__Try it__
Find the lines of the records in which the word "days" appears and report how many there are, as a number alone.

Start of Dataset excerpts

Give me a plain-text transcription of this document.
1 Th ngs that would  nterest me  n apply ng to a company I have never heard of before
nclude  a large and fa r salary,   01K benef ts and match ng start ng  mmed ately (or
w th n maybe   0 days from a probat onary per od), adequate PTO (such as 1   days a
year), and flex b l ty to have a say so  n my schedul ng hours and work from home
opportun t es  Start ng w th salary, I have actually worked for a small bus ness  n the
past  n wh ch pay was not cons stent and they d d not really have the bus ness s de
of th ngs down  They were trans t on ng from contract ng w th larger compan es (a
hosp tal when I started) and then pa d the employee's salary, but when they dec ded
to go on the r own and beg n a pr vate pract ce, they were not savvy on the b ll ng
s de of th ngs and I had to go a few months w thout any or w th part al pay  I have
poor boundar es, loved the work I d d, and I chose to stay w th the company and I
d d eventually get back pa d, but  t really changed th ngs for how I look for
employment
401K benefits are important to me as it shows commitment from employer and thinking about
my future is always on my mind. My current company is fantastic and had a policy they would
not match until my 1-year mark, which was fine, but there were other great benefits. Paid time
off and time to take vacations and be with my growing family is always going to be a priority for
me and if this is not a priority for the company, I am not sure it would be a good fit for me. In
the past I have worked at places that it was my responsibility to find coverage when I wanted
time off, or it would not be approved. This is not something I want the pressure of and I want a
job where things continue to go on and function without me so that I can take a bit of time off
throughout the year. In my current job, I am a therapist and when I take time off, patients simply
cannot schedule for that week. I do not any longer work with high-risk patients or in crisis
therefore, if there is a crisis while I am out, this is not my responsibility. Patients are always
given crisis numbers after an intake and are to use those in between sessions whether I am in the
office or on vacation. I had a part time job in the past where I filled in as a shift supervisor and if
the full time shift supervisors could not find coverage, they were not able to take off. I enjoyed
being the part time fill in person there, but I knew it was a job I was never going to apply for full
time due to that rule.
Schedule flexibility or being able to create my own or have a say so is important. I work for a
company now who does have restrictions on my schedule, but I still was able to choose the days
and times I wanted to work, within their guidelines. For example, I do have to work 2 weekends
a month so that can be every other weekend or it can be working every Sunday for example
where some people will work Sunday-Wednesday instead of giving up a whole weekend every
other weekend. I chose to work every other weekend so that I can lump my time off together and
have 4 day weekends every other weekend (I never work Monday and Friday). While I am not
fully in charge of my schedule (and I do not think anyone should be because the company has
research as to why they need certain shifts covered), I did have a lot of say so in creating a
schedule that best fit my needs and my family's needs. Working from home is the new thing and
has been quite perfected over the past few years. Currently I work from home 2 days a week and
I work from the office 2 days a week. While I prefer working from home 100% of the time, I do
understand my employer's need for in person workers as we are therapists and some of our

End of Dataset excerpts

__Response for this exercise__
4